Directions for this task ▸ Find each line containing the string "screenshot" and return it.

((

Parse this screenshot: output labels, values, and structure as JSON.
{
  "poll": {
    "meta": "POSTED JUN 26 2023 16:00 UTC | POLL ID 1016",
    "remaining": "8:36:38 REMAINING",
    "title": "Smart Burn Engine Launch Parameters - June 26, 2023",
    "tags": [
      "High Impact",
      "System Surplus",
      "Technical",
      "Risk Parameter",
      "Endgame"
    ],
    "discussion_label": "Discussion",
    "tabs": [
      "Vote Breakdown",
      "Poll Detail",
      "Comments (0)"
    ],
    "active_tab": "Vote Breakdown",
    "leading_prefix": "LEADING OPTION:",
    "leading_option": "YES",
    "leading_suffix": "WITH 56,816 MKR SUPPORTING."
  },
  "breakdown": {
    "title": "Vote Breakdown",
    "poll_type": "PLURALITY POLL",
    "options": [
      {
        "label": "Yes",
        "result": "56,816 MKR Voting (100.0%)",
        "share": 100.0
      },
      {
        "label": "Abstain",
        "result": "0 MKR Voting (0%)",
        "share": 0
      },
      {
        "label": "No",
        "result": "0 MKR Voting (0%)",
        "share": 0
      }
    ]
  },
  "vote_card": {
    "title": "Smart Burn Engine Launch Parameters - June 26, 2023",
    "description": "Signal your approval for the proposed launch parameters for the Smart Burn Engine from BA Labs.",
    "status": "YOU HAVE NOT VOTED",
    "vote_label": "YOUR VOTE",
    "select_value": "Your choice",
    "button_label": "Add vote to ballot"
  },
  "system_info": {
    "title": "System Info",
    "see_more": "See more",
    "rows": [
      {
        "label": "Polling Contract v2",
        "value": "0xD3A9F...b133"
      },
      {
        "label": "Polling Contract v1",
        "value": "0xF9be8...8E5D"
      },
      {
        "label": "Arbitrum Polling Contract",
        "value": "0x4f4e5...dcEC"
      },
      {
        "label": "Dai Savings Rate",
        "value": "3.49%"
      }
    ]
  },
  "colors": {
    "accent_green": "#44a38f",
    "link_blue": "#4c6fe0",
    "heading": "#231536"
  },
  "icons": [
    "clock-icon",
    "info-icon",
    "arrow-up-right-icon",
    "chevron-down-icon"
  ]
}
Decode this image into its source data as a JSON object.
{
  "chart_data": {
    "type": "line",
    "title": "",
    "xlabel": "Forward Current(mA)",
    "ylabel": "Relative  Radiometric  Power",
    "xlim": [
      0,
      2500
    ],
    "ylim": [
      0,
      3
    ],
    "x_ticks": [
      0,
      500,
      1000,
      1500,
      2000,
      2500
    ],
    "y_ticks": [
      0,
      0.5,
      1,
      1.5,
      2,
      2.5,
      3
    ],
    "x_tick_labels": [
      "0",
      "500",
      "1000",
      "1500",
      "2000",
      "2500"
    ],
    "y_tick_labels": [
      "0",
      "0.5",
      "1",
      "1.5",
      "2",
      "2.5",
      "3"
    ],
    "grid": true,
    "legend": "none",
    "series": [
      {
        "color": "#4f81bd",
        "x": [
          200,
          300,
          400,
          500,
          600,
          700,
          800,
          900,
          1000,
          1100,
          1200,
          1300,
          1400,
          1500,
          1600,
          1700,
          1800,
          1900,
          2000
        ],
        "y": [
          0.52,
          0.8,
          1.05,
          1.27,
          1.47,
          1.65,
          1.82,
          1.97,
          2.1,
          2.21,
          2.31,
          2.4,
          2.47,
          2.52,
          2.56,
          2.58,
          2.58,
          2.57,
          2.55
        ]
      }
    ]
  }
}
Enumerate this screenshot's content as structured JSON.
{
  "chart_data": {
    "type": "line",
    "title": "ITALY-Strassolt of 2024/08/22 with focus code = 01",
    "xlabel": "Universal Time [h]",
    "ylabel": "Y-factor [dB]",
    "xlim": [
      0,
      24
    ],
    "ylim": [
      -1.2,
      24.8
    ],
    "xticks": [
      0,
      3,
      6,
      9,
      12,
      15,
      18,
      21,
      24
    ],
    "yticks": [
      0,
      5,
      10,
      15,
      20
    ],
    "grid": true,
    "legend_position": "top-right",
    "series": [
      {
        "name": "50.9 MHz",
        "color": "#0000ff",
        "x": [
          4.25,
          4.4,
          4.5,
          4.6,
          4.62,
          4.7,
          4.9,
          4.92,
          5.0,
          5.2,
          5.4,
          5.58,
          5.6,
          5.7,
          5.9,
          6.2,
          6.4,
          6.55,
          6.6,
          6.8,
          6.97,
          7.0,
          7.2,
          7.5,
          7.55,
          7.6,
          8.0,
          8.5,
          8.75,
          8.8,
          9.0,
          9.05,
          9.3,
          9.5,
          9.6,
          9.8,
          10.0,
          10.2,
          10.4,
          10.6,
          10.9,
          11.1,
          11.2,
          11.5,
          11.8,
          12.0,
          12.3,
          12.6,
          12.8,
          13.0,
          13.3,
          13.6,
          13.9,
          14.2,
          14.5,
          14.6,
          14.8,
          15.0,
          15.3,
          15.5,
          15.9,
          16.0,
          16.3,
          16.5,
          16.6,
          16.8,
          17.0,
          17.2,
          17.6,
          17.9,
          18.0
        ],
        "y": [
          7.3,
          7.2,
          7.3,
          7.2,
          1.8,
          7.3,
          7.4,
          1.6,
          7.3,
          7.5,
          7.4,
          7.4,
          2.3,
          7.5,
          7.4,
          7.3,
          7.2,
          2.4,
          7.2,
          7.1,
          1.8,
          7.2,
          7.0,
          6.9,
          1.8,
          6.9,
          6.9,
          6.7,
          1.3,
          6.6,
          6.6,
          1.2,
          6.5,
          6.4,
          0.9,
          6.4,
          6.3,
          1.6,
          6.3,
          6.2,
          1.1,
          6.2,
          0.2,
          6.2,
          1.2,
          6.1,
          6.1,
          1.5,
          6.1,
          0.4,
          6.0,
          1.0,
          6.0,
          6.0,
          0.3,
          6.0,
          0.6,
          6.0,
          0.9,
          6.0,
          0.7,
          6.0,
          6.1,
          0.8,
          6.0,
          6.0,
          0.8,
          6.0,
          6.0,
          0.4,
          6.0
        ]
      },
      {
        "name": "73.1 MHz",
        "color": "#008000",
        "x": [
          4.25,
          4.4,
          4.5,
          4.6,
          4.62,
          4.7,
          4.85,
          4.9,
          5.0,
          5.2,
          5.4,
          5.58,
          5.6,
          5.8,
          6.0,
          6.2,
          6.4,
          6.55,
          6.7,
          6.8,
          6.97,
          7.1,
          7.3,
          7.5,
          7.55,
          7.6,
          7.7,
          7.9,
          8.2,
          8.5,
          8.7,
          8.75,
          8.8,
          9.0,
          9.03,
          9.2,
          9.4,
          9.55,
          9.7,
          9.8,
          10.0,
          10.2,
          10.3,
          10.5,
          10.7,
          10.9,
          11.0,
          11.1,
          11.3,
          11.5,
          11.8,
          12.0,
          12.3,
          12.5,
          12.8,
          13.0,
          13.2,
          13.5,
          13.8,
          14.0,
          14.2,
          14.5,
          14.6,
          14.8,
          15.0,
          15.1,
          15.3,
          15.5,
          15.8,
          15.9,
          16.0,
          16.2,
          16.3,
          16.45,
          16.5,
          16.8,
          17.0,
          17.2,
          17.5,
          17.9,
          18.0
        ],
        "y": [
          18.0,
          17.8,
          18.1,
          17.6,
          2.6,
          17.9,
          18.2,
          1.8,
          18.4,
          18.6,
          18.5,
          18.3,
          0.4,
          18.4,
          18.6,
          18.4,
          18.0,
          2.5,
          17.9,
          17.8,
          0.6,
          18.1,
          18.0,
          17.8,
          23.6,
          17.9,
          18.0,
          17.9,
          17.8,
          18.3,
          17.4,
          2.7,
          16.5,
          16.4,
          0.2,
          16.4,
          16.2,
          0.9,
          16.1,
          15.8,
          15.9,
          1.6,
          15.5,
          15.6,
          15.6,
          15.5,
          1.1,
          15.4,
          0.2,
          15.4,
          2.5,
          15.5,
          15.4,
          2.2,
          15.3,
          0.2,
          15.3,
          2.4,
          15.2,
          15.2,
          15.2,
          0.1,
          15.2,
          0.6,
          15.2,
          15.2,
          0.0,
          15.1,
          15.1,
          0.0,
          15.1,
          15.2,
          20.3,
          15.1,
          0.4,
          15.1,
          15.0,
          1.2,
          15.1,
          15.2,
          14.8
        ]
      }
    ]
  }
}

))

Result of this exercise ▸
Parse this screenshot: output labels, values, and structure as JSON.
Enumerate this screenshot's content as structured JSON.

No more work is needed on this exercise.